• _Given exercise_: Locate the string "about" throughout the material and copy every line in which it occurs.

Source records
--- START ---

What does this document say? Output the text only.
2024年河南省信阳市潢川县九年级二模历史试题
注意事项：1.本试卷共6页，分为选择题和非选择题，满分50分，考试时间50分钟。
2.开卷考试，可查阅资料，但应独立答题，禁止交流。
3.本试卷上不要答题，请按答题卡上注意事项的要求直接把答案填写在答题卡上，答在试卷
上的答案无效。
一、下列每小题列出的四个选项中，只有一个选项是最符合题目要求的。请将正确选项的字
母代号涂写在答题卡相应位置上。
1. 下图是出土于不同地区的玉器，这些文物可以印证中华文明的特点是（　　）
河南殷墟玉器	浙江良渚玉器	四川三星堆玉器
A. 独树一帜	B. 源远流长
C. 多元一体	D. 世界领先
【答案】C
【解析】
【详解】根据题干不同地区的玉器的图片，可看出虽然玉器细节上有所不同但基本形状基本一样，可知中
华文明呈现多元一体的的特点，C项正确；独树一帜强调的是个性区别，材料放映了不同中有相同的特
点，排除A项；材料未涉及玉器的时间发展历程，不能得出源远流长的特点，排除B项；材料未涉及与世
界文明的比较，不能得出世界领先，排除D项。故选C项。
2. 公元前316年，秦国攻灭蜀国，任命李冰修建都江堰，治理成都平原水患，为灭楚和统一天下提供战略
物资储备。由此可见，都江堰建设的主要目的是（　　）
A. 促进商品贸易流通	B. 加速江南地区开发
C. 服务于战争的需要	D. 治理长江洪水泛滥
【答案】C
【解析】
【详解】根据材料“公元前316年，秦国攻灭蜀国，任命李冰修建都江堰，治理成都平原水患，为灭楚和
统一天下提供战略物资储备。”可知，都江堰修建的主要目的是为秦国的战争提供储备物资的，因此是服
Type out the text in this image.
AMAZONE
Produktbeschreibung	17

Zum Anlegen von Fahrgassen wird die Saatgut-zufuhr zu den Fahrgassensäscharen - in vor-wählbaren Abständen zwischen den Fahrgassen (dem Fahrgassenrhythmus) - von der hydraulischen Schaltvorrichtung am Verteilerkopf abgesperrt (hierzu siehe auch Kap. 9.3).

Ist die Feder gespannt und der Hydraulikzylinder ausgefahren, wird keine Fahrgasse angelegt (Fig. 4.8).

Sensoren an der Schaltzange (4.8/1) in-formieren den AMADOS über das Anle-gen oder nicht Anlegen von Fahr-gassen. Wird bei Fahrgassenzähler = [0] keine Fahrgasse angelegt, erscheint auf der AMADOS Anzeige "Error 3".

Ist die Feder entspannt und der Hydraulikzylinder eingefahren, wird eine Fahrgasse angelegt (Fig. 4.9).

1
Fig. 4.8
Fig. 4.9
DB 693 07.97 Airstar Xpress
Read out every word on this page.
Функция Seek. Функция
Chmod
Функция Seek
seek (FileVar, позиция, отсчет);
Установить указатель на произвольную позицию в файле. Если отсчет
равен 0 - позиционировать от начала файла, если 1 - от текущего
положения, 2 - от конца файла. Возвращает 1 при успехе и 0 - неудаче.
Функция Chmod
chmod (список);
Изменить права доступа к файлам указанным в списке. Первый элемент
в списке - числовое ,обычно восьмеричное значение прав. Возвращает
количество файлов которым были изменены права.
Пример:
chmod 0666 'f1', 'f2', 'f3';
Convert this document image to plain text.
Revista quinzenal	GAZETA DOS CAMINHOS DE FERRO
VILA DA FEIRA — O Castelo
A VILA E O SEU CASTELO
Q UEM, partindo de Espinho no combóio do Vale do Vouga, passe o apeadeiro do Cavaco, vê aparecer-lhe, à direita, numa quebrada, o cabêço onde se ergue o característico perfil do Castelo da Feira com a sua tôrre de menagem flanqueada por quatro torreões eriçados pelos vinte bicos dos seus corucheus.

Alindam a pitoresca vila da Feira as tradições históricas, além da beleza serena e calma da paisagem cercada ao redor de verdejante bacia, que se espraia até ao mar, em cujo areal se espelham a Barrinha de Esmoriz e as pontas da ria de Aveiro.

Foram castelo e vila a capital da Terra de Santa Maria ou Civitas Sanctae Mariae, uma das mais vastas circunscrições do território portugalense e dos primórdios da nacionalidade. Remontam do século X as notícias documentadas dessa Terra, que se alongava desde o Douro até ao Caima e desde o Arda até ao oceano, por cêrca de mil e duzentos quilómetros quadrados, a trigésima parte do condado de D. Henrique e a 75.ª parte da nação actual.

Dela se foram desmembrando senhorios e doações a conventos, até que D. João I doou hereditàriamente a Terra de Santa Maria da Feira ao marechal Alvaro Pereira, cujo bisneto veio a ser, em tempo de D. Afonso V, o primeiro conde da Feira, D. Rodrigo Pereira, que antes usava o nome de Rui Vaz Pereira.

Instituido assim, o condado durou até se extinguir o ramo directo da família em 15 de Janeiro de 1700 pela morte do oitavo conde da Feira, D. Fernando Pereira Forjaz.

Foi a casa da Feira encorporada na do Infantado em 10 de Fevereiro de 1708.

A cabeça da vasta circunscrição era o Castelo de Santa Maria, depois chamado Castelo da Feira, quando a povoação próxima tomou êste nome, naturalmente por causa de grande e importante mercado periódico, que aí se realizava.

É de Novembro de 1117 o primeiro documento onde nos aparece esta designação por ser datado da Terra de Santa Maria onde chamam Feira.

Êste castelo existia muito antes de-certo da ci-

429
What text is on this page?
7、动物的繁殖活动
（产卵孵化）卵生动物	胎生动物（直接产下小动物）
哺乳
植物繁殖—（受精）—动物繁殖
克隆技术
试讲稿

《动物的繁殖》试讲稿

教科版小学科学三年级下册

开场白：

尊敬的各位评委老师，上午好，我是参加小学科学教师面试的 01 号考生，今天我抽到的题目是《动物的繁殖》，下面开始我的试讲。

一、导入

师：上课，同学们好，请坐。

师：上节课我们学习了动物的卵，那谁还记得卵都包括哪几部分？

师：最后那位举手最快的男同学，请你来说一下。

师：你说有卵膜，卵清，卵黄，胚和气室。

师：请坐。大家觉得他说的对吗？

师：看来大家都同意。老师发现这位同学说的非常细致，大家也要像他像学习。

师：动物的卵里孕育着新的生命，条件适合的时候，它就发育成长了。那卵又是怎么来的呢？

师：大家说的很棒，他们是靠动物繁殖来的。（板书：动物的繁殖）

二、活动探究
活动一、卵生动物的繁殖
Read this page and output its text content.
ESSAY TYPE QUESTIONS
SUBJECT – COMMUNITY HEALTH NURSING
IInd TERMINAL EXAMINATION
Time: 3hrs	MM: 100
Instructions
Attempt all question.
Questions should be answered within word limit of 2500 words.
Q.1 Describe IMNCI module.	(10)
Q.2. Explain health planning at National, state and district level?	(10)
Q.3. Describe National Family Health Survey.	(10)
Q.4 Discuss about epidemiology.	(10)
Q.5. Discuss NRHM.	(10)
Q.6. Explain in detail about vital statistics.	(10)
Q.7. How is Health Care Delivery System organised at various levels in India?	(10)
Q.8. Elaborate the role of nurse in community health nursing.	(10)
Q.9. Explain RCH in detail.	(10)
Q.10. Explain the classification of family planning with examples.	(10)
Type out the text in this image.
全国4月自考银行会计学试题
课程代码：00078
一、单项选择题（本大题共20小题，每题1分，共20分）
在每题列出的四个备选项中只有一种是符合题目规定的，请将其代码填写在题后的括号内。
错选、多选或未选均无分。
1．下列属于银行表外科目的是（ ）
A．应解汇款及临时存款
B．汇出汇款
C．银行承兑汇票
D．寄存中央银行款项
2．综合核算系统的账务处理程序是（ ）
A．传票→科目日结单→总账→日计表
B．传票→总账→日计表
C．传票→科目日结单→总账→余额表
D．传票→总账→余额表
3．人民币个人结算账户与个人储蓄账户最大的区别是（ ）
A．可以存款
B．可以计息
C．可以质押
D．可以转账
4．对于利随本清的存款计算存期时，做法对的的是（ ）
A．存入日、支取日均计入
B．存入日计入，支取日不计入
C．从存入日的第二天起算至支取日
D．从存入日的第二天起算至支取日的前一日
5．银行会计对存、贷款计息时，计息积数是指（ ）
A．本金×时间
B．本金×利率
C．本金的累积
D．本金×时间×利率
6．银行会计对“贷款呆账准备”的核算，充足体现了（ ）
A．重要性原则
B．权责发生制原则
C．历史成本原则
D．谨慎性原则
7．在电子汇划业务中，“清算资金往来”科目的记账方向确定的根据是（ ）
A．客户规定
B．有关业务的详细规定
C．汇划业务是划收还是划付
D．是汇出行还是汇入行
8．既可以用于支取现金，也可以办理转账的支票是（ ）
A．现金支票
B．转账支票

--- END ---

• _The solution_:
Q.4 Discuss about epidemiology.	(10)
Q.6. Explain in detail about vital statistics.	(10)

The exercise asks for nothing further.